──────── Supplied entries ────────

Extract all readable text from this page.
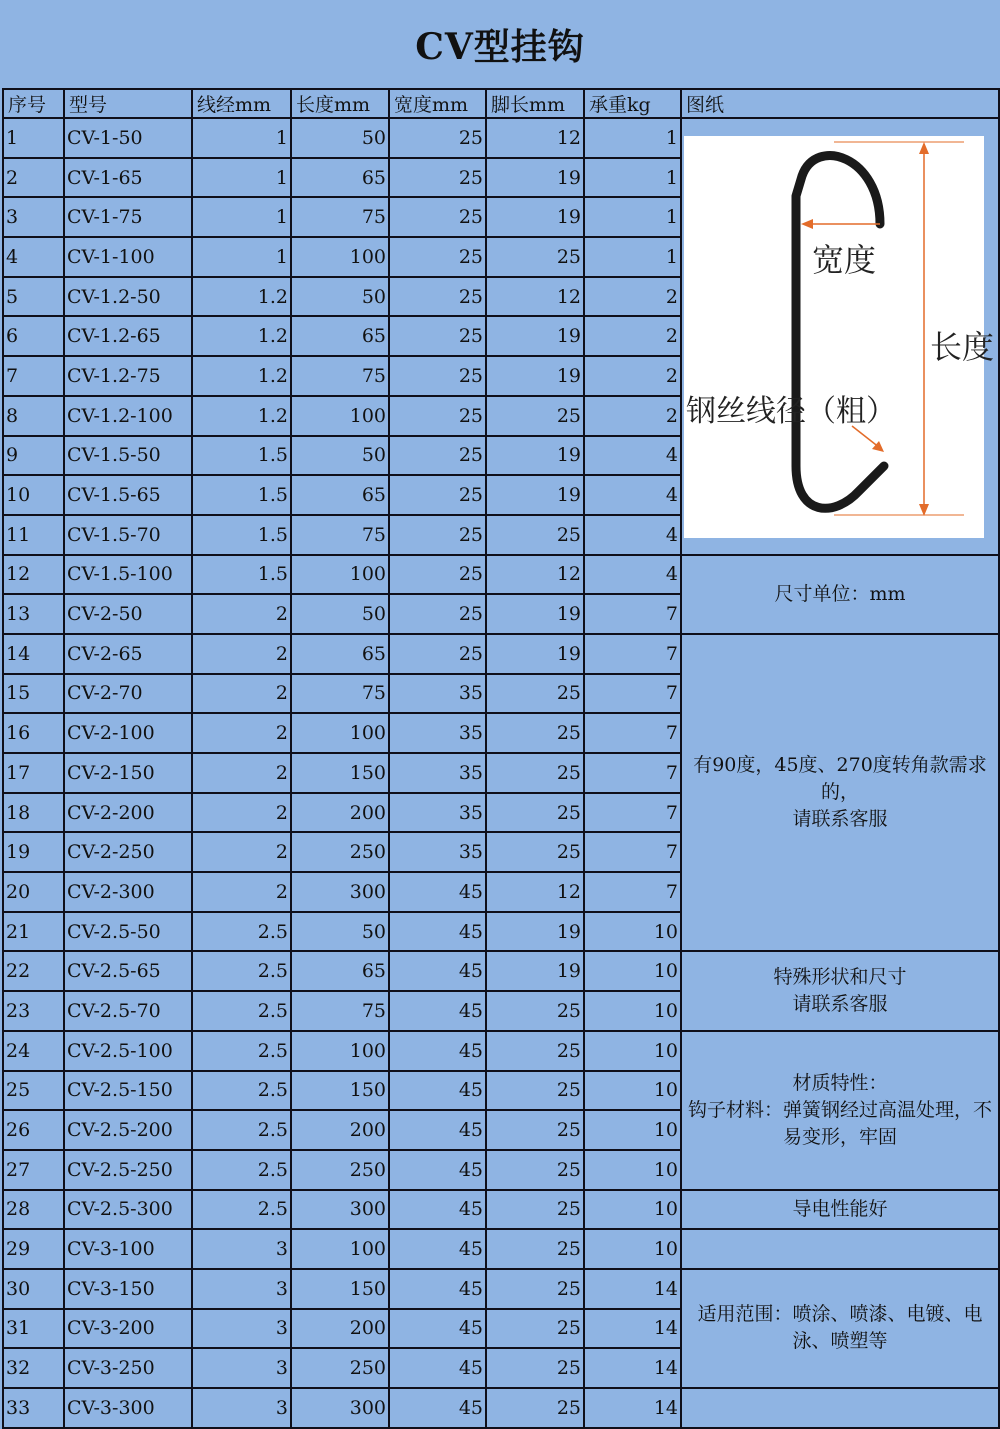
CV型挂钩
序号	型号	线经mm	长度mm	宽度mm	脚长mm	承重kg	图纸
1	CV-1-50	1	50	25	12	1	宽度
长度
钢丝线径（粗）

2	CV-1-65	1	65	25	19	1	
3	CV-1-75	1	75	25	19	1	
4	CV-1-100	1	100	25	25	1	
5	CV-1.2-50	1.2	50	25	12	2	
6	CV-1.2-65	1.2	65	25	19	2	
7	CV-1.2-75	1.2	75	25	19	2	
8	CV-1.2-100	1.2	100	25	25	2	
9	CV-1.5-50	1.5	50	25	19	4	
10	CV-1.5-65	1.5	65	25	19	4	
11	CV-1.5-70	1.5	75	25	25	4	
12	CV-1.5-100	1.5	100	25	12	4	尺寸单位：mm
13	CV-2-50	2	50	25	19	7	
14	CV-2-65	2	65	25	19	7	有90度，45度、270度转角款需求的，
请联系客服
15	CV-2-70	2	75	35	25	7	
16	CV-2-100	2	100	35	25	7	
17	CV-2-150	2	150	35	25	7	
18	CV-2-200	2	200	35	25	7	
19	CV-2-250	2	250	35	25	7	
20	CV-2-300	2	300	45	12	7	
21	CV-2.5-50	2.5	50	45	19	10	
22	CV-2.5-65	2.5	65	45	19	10	特殊形状和尺寸
请联系客服
23	CV-2.5-70	2.5	75	45	25	10	
24	CV-2.5-100	2.5	100	45	25	10	材质特性：
钩子材料：弹簧钢经过高温处理，不易变形，牢固
25	CV-2.5-150	2.5	150	45	25	10	
26	CV-2.5-200	2.5	200	45	25	10	
27	CV-2.5-250	2.5	250	45	25	10	
28	CV-2.5-300	2.5	300	45	25	10	导电性能好
29	CV-3-100	3	100	45	25	10	
30	CV-3-150	3	150	45	25	14	适用范围：喷涂、喷漆、电镀、电泳、喷塑等
31	CV-3-200	3	200	45	25	14	
32	CV-3-250	3	250	45	25	14	
33	CV-3-300	3	300	45	25	14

────────

▶ _To be done_
All of the lines above should be retyped precisely, apart from the pictures.

▶ _Finished task_
Extract all readable text from this page.
CV型挂钩
序号	型号	线经mm	长度mm	宽度mm	脚长mm	承重kg	图纸
1	CV-1-50	1	50	25	12	1	宽度
长度
钢丝线径（粗）

2	CV-1-65	1	65	25	19	1	
3	CV-1-75	1	75	25	19	1	
4	CV-1-100	1	100	25	25	1	
5	CV-1.2-50	1.2	50	25	12	2	
6	CV-1.2-65	1.2	65	25	19	2	
7	CV-1.2-75	1.2	75	25	19	2	
8	CV-1.2-100	1.2	100	25	25	2	
9	CV-1.5-50	1.5	50	25	19	4	
10	CV-1.5-65	1.5	65	25	19	4	
11	CV-1.5-70	1.5	75	25	25	4	
12	CV-1.5-100	1.5	100	25	12	4	尺寸单位：mm
13	CV-2-50	2	50	25	19	7	
14	CV-2-65	2	65	25	19	7	有90度，45度、270度转角款需求的，
请联系客服
15	CV-2-70	2	75	35	25	7	
16	CV-2-100	2	100	35	25	7	
17	CV-2-150	2	150	35	25	7	
18	CV-2-200	2	200	35	25	7	
19	CV-2-250	2	250	35	25	7	
20	CV-2-300	2	300	45	12	7	
21	CV-2.5-50	2.5	50	45	19	10	
22	CV-2.5-65	2.5	65	45	19	10	特殊形状和尺寸
请联系客服
23	CV-2.5-70	2.5	75	45	25	10	
24	CV-2.5-100	2.5	100	45	25	10	材质特性：
钩子材料：弹簧钢经过高温处理，不易变形，牢固
25	CV-2.5-150	2.5	150	45	25	10	
26	CV-2.5-200	2.5	200	45	25	10	
27	CV-2.5-250	2.5	250	45	25	10	
28	CV-2.5-300	2.5	300	45	25	10	导电性能好
29	CV-3-100	3	100	45	25	10	
30	CV-3-150	3	150	45	25	14	适用范围：喷涂、喷漆、电镀、电泳、喷塑等
31	CV-3-200	3	200	45	25	14	
32	CV-3-250	3	250	45	25	14	
33	CV-3-300	3	300	45	25	14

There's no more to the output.